● **Your instructions**
Wherever the word "years" appears in a line, extract that line.

● **Rows from a figure dataset**
##########

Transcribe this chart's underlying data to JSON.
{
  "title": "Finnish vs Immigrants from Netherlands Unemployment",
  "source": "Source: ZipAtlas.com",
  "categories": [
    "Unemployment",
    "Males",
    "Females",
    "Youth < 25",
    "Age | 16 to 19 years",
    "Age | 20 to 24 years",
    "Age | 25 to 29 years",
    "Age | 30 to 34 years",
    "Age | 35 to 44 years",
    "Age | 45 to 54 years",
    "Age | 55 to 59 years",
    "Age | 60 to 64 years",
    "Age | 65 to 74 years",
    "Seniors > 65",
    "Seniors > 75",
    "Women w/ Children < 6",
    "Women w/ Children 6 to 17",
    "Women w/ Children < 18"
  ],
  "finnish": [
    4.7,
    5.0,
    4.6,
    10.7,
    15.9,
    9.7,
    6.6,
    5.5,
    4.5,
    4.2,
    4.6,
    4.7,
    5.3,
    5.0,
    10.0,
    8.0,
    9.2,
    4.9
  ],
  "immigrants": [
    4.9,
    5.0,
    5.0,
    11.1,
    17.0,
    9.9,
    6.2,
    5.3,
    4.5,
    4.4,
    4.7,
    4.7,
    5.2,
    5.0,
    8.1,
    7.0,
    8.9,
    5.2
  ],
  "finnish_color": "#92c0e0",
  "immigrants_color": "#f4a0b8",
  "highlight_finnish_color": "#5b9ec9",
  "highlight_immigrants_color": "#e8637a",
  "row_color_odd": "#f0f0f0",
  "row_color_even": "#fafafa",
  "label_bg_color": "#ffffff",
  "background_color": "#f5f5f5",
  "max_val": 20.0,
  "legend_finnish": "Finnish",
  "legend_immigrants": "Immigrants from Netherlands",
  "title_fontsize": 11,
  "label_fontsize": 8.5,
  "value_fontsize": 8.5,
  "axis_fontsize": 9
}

##########

● **Result of this exercise**
    "Age | 16 to 19 years",
    "Age | 20 to 24 years",
    "Age | 25 to 29 years",
    "Age | 30 to 34 years",
    "Age | 35 to 44 years",
    "Age | 45 to 54 years",
    "Age | 55 to 59 years",
    "Age | 60 to 64 years",
    "Age | 65 to 74 years",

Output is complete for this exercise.